** Exercise task **
Render as a numbered list the lines starting at the one containing "bullet-text: Above supported" and ending after the one containing "bullet-text: Allopathic: NSAID", leaving out any blank lines.

** Supplied information **
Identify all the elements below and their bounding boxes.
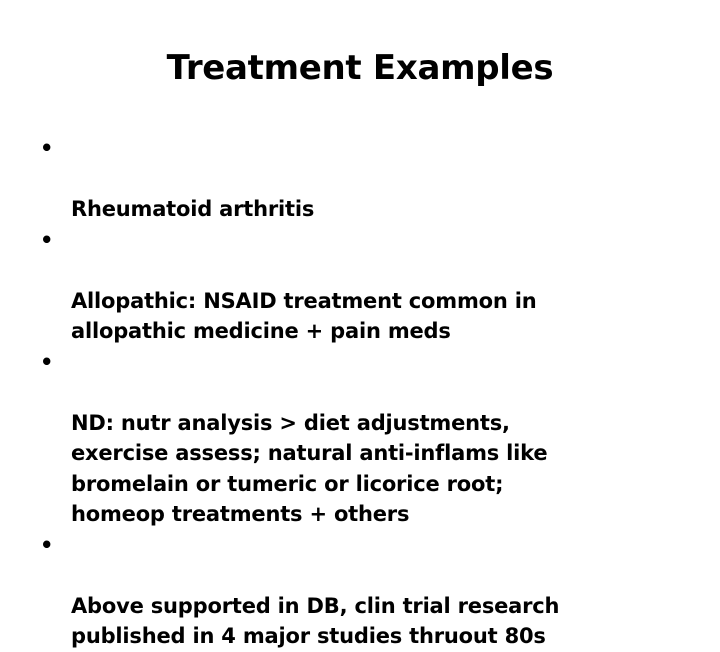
bullet-text: Above supported in DB, clin trial research published in 4 major studies thruout 80s [71,593,560,648]
bullet-text: Rheumatoid arthritis [71,197,315,221]
bullet-item [40,225,700,347]
bullet-item [40,347,700,530]
bullet-icon: • [40,227,54,252]
bullet-list [40,133,700,652]
bullet-icon: • [40,532,54,557]
bullet-item [40,530,700,652]
slide-title: Treatment Examples [166,48,554,88]
bullet-text: Allopathic: NSAID treatment common in allopathic medicine + pain meds [71,288,537,343]
bullet-text: ND: nutr analysis > diet adjustments, exercise assess; natural anti-inflams like bromelain or tumeric or licorice root; homeop treatments + others [71,410,548,526]
bullet-item [40,133,700,225]
bullet-icon: • [40,349,54,374]
bullet-icon: • [40,136,54,160]
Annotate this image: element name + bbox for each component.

** Result of this exercise **
1. bullet-text: Above supported in DB, clin trial research published in 4 major studies thruout 80s [71,593,560,648]
2. bullet-text: Rheumatoid arthritis [71,197,315,221]
3. bullet-item [40,225,700,347]
4. bullet-item [40,347,700,530]
5. bullet-icon: • [40,227,54,252]
6. bullet-list [40,133,700,652]
7. bullet-icon: • [40,532,54,557]
8. bullet-item [40,530,700,652]
9. slide-title: Treatment Examples [166,48,554,88]
10. bullet-text: Allopathic: NSAID treatment common in allopathic medicine + pain meds [71,288,537,343]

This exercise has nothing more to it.